WHAT TO PRODUCE:
Could you return every line below unchanged, leaving the pictures out of your answer?

Region and label listings:
........

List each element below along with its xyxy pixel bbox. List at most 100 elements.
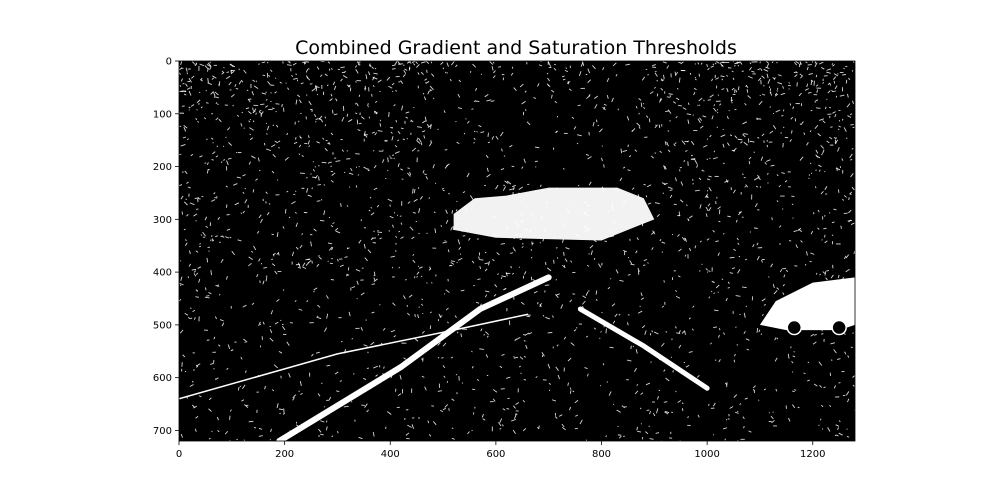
edge-pixel [389,204,391,207]
edge-pixel [234,84,237,87]
edge-pixel [417,187,420,189]
edge-pixel [424,78,428,81]
edge-pixel [356,298,358,300]
edge-pixel [248,120,251,123]
edge-pixel [618,435,622,439]
edge-pixel [372,84,375,88]
edge-pixel [478,256,480,261]
image-background [179,61,855,441]
plot-frame [178,60,856,442]
edge-pixel [833,349,837,354]
edge-pixel [286,341,290,346]
edge-pixel [557,374,560,380]
edge-pixel [827,90,831,94]
edge-pixel [565,247,570,250]
edge-pixel [537,83,540,87]
edge-pixel [287,87,290,90]
edge-pixel [744,397,748,400]
edge-pixel [480,131,485,133]
edge-pixel [374,132,378,136]
edge-pixel [312,168,316,172]
edge-pixel [425,82,427,84]
edge-pixel [732,189,736,194]
edge-pixel [244,404,249,409]
edge-pixel [693,92,696,96]
edge-pixel [835,167,841,171]
edge-pixel [722,143,725,148]
edge-pixel [818,164,822,168]
edge-pixel [575,327,578,329]
edge-pixel [185,198,187,201]
edge-pixel [449,78,452,82]
edge-pixel [537,426,540,430]
edge-pixel [420,61,426,64]
edge-pixel [831,63,834,66]
edge-pixel [848,209,852,214]
edge-pixel [510,265,512,269]
edge-pixel [638,126,641,129]
edge-pixel [255,178,259,181]
edge-pixel [410,119,414,123]
edge-pixel [735,411,739,414]
edge-pixel [270,100,272,103]
edge-pixel [255,112,257,115]
edge-pixel [846,435,850,438]
edge-pixel [379,237,382,240]
edge-pixel [433,211,436,214]
edge-pixel [570,342,575,346]
edge-pixel [274,270,278,275]
edge-pixel [301,155,304,158]
edge-pixel [330,279,335,281]
edge-pixel [852,100,854,104]
edge-pixel [793,351,795,353]
edge-pixel [838,432,843,436]
edge-pixel [377,79,382,83]
edge-pixel [328,142,331,144]
edge-pixel [403,357,407,360]
edge-pixel [213,192,216,195]
edge-pixel [377,130,383,132]
edge-pixel [207,82,212,85]
edge-pixel [230,409,232,412]
edge-pixel [674,71,677,77]
edge-pixel [727,281,730,285]
edge-pixel [807,91,812,94]
edge-pixel [603,103,607,106]
edge-pixel [407,172,411,177]
edge-pixel [837,189,840,193]
edge-pixel [514,414,517,419]
edge-pixel [316,66,320,70]
edge-pixel [790,116,794,120]
edge-pixel [393,157,395,160]
edge-pixel [219,293,221,296]
edge-pixel [404,68,408,71]
edge-pixel [510,252,514,254]
edge-pixel [315,121,317,123]
edge-pixel [407,424,412,428]
edge-pixel [667,186,673,190]
edge-pixel [554,416,558,419]
edge-pixel [810,333,815,337]
edge-pixel [761,298,766,302]
edge-pixel [282,61,284,64]
edge-pixel [202,231,206,237]
edge-pixel [803,132,805,135]
edge-pixel [831,221,835,224]
edge-pixel [730,99,734,102]
edge-pixel [429,311,432,314]
edge-pixel [775,109,781,113]
edge-pixel [355,112,358,115]
x-tick-label: 800 [592,449,611,460]
edge-pixel [480,328,483,332]
edge-pixel [694,159,698,165]
edge-pixel [523,379,527,381]
edge-pixel [483,333,485,336]
edge-pixel [269,337,274,342]
edge-pixel [706,158,709,160]
edge-pixel [193,213,198,217]
edge-pixel [183,201,188,206]
edge-pixel [499,418,503,423]
edge-pixel [678,104,682,107]
edge-pixel [307,259,312,264]
edge-pixel [744,186,746,188]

........

RIGHT ANSWER:
List each element below along with its xyxy pixel bbox. List at most 100 elements.
edge-pixel [389,204,391,207]
edge-pixel [234,84,237,87]
edge-pixel [417,187,420,189]
edge-pixel [424,78,428,81]
edge-pixel [356,298,358,300]
edge-pixel [248,120,251,123]
edge-pixel [618,435,622,439]
edge-pixel [372,84,375,88]
edge-pixel [478,256,480,261]
image-background [179,61,855,441]
plot-frame [178,60,856,442]
edge-pixel [833,349,837,354]
edge-pixel [286,341,290,346]
edge-pixel [557,374,560,380]
edge-pixel [827,90,831,94]
edge-pixel [565,247,570,250]
edge-pixel [537,83,540,87]
edge-pixel [287,87,290,90]
edge-pixel [744,397,748,400]
edge-pixel [480,131,485,133]
edge-pixel [374,132,378,136]
edge-pixel [312,168,316,172]
edge-pixel [425,82,427,84]
edge-pixel [732,189,736,194]
edge-pixel [244,404,249,409]
edge-pixel [693,92,696,96]
edge-pixel [835,167,841,171]
edge-pixel [722,143,725,148]
edge-pixel [818,164,822,168]
edge-pixel [575,327,578,329]
edge-pixel [185,198,187,201]
edge-pixel [449,78,452,82]
edge-pixel [537,426,540,430]
edge-pixel [420,61,426,64]
edge-pixel [831,63,834,66]
edge-pixel [848,209,852,214]
edge-pixel [510,265,512,269]
edge-pixel [638,126,641,129]
edge-pixel [255,178,259,181]
edge-pixel [410,119,414,123]
edge-pixel [735,411,739,414]
edge-pixel [270,100,272,103]
edge-pixel [255,112,257,115]
edge-pixel [846,435,850,438]
edge-pixel [379,237,382,240]
edge-pixel [433,211,436,214]
edge-pixel [570,342,575,346]
edge-pixel [274,270,278,275]
edge-pixel [301,155,304,158]
edge-pixel [330,279,335,281]
edge-pixel [852,100,854,104]
edge-pixel [793,351,795,353]
edge-pixel [838,432,843,436]
edge-pixel [377,79,382,83]
edge-pixel [328,142,331,144]
edge-pixel [403,357,407,360]
edge-pixel [213,192,216,195]
edge-pixel [377,130,383,132]
edge-pixel [207,82,212,85]
edge-pixel [230,409,232,412]
edge-pixel [674,71,677,77]
edge-pixel [727,281,730,285]
edge-pixel [807,91,812,94]
edge-pixel [603,103,607,106]
edge-pixel [407,172,411,177]
edge-pixel [837,189,840,193]
edge-pixel [514,414,517,419]
edge-pixel [316,66,320,70]
edge-pixel [790,116,794,120]
edge-pixel [393,157,395,160]
edge-pixel [219,293,221,296]
edge-pixel [404,68,408,71]
edge-pixel [510,252,514,254]
edge-pixel [315,121,317,123]
edge-pixel [407,424,412,428]
edge-pixel [667,186,673,190]
edge-pixel [554,416,558,419]
edge-pixel [810,333,815,337]
edge-pixel [761,298,766,302]
edge-pixel [282,61,284,64]
edge-pixel [202,231,206,237]
edge-pixel [803,132,805,135]
edge-pixel [831,221,835,224]
edge-pixel [730,99,734,102]
edge-pixel [429,311,432,314]
edge-pixel [775,109,781,113]
edge-pixel [355,112,358,115]
x-tick-label: 800 [592,449,611,460]
edge-pixel [480,328,483,332]
edge-pixel [694,159,698,165]
edge-pixel [523,379,527,381]
edge-pixel [483,333,485,336]
edge-pixel [269,337,274,342]
edge-pixel [706,158,709,160]
edge-pixel [193,213,198,217]
edge-pixel [183,201,188,206]
edge-pixel [499,418,503,423]
edge-pixel [678,104,682,107]
edge-pixel [307,259,312,264]
edge-pixel [744,186,746,188]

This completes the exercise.